__Exercise objective__: Reproduce the material in full, unchanged.

__Material__:
BEGIN

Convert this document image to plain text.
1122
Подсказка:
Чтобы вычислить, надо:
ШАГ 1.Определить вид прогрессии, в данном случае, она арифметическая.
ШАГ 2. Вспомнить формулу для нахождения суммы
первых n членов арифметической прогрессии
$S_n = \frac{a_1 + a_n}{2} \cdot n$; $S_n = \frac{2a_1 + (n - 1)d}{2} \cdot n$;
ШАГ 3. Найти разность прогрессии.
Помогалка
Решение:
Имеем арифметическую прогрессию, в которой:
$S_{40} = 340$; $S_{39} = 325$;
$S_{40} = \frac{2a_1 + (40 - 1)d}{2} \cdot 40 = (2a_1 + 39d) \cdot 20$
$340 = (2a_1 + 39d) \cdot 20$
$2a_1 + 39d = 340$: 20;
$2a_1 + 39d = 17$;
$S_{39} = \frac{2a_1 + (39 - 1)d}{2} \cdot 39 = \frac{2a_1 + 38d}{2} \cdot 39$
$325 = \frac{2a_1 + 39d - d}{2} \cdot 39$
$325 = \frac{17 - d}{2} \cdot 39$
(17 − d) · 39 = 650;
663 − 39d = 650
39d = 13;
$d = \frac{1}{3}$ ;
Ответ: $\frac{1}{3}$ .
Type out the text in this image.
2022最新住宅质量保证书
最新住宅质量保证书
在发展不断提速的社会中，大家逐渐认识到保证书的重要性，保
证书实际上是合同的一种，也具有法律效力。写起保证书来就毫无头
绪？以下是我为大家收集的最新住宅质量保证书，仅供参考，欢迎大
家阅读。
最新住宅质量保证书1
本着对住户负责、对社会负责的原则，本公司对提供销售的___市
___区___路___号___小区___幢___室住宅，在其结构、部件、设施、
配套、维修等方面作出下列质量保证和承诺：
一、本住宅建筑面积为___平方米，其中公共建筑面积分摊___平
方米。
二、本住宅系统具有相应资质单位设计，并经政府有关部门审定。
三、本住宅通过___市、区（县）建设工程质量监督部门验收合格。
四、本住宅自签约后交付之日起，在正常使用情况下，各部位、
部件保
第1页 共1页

END

__Full output__:
Convert this document image to plain text.
1122
Подсказка:
Чтобы вычислить, надо:
ШАГ 1.Определить вид прогрессии, в данном случае, она арифметическая.
ШАГ 2. Вспомнить формулу для нахождения суммы
первых n членов арифметической прогрессии
$S_n = \frac{a_1 + a_n}{2} \cdot n$; $S_n = \frac{2a_1 + (n - 1)d}{2} \cdot n$;
ШАГ 3. Найти разность прогрессии.
Помогалка
Решение:
Имеем арифметическую прогрессию, в которой:
$S_{40} = 340$; $S_{39} = 325$;
$S_{40} = \frac{2a_1 + (40 - 1)d}{2} \cdot 40 = (2a_1 + 39d) \cdot 20$
$340 = (2a_1 + 39d) \cdot 20$
$2a_1 + 39d = 340$: 20;
$2a_1 + 39d = 17$;
$S_{39} = \frac{2a_1 + (39 - 1)d}{2} \cdot 39 = \frac{2a_1 + 38d}{2} \cdot 39$
$325 = \frac{2a_1 + 39d - d}{2} \cdot 39$
$325 = \frac{17 - d}{2} \cdot 39$
(17 − d) · 39 = 650;
663 − 39d = 650
39d = 13;
$d = \frac{1}{3}$ ;
Ответ: $\frac{1}{3}$ .
Type out the text in this image.
2022最新住宅质量保证书
最新住宅质量保证书
在发展不断提速的社会中，大家逐渐认识到保证书的重要性，保
证书实际上是合同的一种，也具有法律效力。写起保证书来就毫无头
绪？以下是我为大家收集的最新住宅质量保证书，仅供参考，欢迎大
家阅读。
最新住宅质量保证书1
本着对住户负责、对社会负责的原则，本公司对提供销售的___市
___区___路___号___小区___幢___室住宅，在其结构、部件、设施、
配套、维修等方面作出下列质量保证和承诺：
一、本住宅建筑面积为___平方米，其中公共建筑面积分摊___平
方米。
二、本住宅系统具有相应资质单位设计，并经政府有关部门审定。
三、本住宅通过___市、区（县）建设工程质量监督部门验收合格。
四、本住宅自签约后交付之日起，在正常使用情况下，各部位、
部件保
第1页 共1页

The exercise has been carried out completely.